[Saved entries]
>> begin
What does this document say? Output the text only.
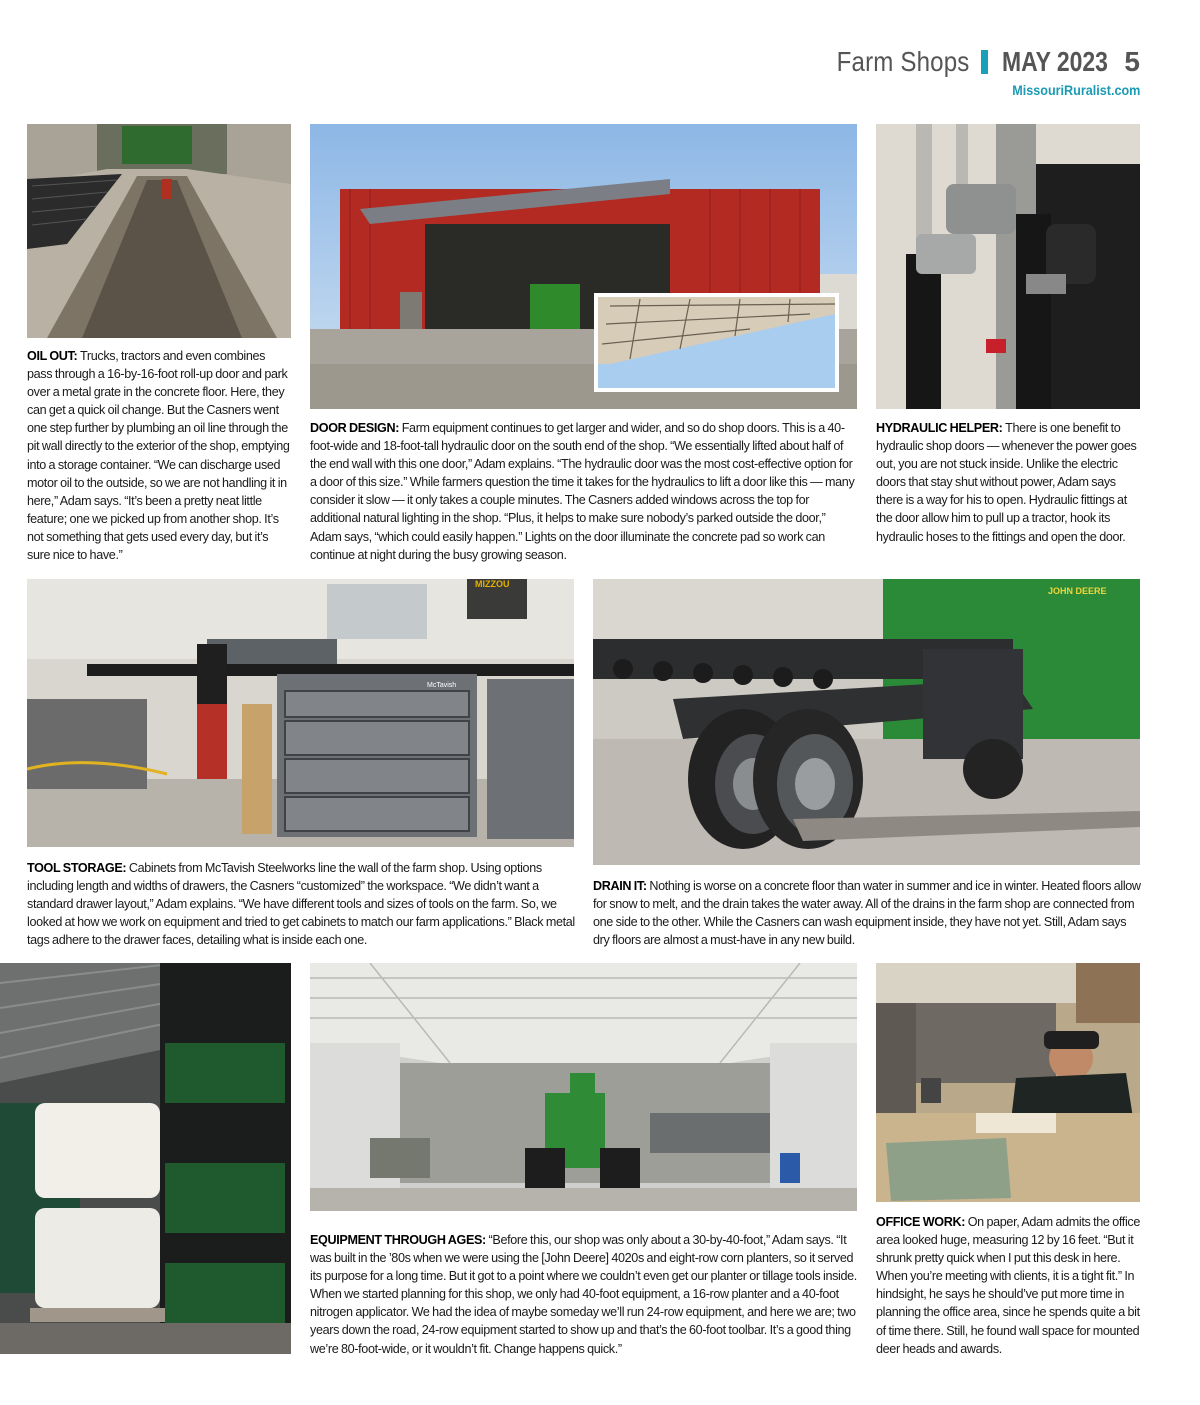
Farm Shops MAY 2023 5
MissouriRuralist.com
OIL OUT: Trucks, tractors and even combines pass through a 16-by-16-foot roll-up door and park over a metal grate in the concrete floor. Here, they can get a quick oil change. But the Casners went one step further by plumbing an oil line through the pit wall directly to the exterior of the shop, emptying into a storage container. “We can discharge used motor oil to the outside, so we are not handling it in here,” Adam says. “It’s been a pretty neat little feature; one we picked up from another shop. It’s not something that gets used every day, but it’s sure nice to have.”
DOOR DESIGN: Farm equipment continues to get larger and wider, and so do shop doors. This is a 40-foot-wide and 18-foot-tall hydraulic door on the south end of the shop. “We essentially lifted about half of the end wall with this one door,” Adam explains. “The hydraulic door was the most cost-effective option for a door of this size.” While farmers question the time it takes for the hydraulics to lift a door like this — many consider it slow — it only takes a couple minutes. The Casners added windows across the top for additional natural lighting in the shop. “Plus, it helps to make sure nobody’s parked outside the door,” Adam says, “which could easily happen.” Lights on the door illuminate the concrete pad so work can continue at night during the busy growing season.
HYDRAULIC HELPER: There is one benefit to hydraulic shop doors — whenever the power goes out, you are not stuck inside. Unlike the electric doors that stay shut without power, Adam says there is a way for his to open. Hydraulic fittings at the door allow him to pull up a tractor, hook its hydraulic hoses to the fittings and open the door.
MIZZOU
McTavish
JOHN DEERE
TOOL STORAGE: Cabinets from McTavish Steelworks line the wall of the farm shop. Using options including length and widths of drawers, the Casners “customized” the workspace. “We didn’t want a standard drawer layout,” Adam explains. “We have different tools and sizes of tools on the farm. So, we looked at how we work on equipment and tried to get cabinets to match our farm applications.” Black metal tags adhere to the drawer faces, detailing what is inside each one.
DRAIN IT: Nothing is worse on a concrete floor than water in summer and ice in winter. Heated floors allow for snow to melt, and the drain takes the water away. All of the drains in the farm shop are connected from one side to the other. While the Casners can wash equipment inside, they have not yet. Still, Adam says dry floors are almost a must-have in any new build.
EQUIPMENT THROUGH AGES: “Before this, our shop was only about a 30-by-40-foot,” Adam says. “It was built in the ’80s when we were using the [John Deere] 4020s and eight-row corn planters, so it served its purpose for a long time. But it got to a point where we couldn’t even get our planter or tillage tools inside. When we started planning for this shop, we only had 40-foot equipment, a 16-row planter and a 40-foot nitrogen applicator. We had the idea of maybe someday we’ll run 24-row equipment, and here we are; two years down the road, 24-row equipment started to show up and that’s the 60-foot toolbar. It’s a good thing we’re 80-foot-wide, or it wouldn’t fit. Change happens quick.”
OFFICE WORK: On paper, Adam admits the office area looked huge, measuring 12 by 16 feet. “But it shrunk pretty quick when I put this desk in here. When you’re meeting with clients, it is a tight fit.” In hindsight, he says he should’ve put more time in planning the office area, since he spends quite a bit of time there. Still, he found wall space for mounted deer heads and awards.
>> end
>> begin
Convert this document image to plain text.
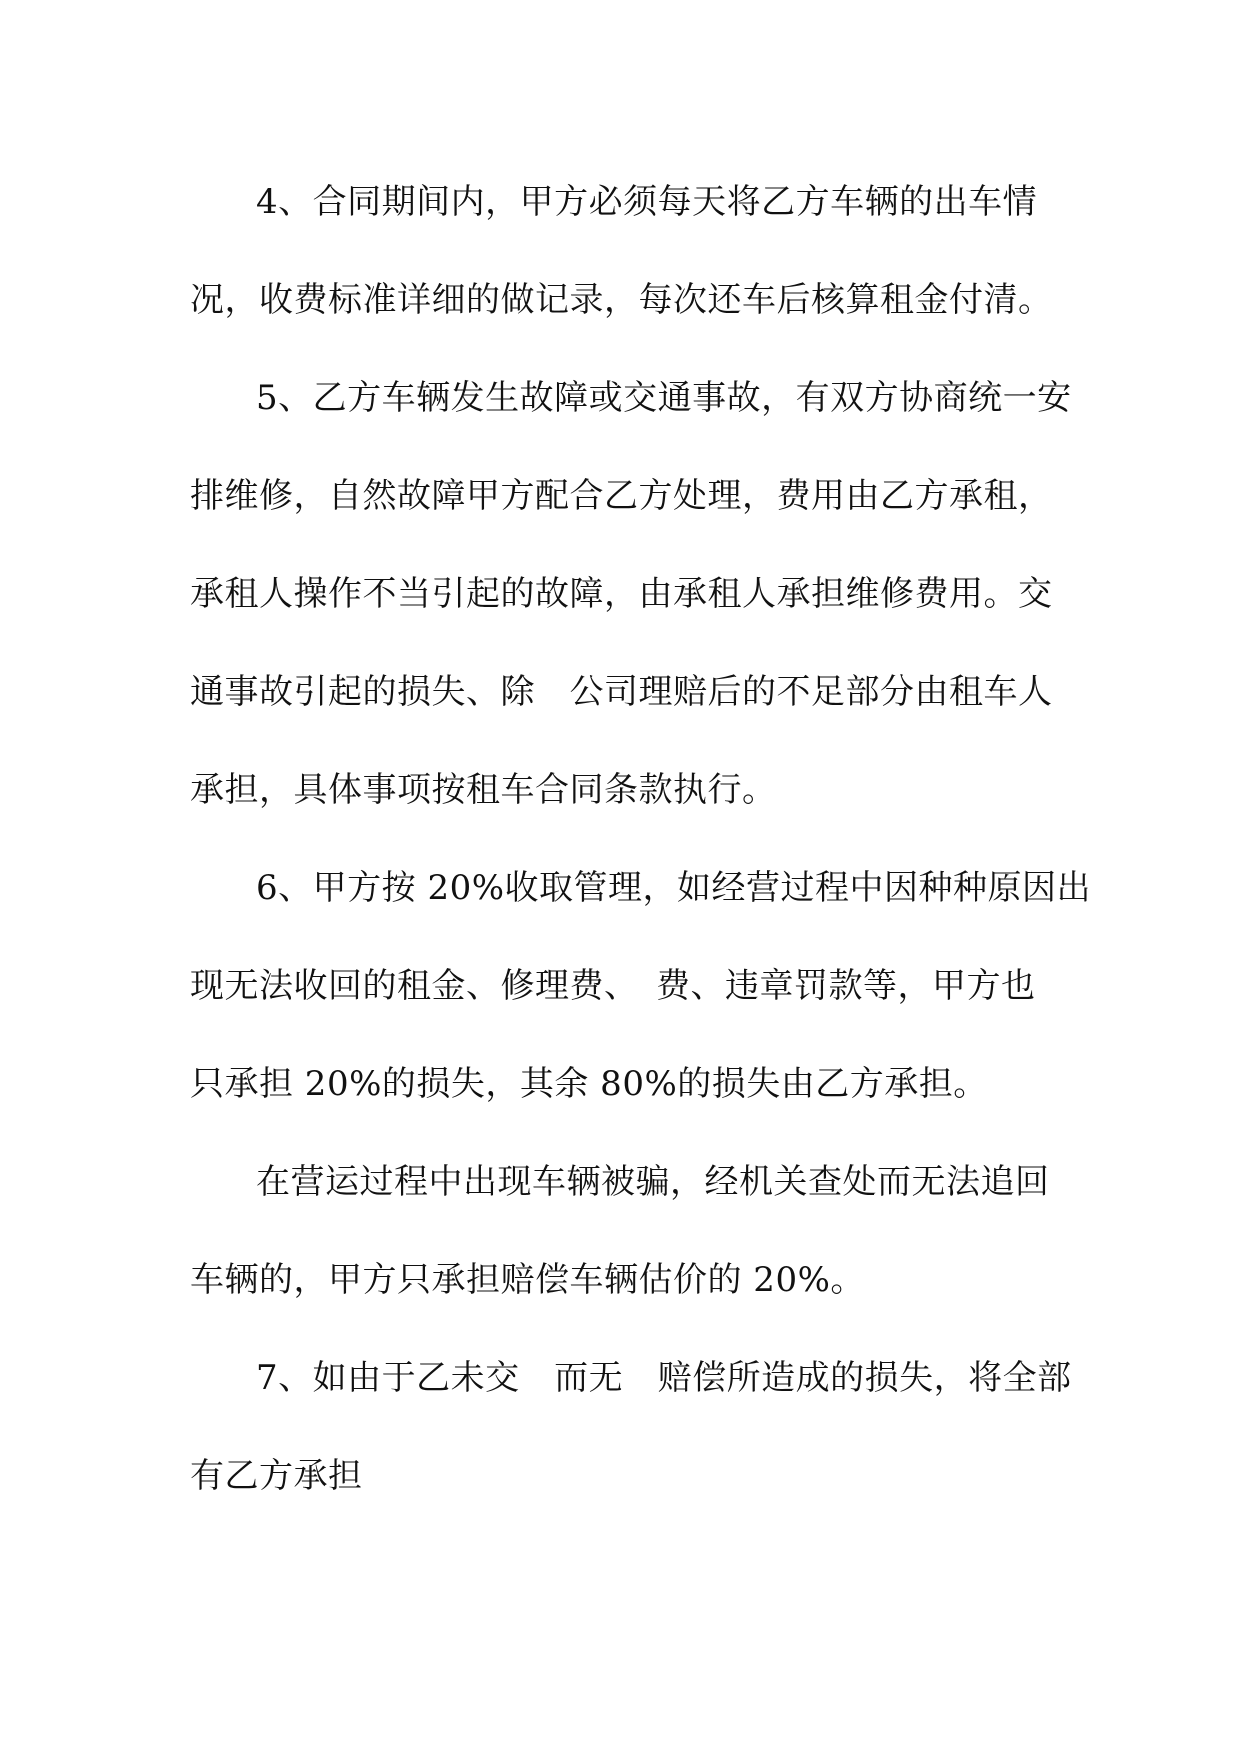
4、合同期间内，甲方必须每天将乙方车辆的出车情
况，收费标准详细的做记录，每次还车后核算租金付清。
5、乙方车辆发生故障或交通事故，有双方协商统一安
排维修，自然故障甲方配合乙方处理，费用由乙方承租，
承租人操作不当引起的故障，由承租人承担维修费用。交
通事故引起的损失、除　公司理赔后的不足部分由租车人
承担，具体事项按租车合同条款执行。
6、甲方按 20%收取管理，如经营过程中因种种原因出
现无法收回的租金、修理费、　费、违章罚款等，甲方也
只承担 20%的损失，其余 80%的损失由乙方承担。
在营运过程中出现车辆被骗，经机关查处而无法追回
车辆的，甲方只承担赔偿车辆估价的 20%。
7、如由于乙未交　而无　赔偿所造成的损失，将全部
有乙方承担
>> end
▶ [Instructions to follow]: Pick out the lines that contain "doors" and copy them.

▶ [Task response]:
DOOR DESIGN: Farm equipment continues to get larger and wider, and so do shop doors. This is a 40-foot-wide and 18-foot-tall hydraulic door on the south end of the shop. “We essentially lifted about half of the end wall with this one door,” Adam explains. “The hydraulic door was the most cost-effective option for a door of this size.” While farmers question the time it takes for the hydraulics to lift a door like this — many consider it slow — it only takes a couple minutes. The Casners added windows across the top for additional natural lighting in the shop. “Plus, it helps to make sure nobody’s parked outside the door,” Adam says, “which could easily happen.” Lights on the door illuminate the concrete pad so work can continue at night during the busy growing season.
HYDRAULIC HELPER: There is one benefit to hydraulic shop doors — whenever the power goes out, you are not stuck inside. Unlike the electric doors that stay shut without power, Adam says there is a way for his to open. Hydraulic fittings at the door allow him to pull up a tractor, hook its hydraulic hoses to the fittings and open the door.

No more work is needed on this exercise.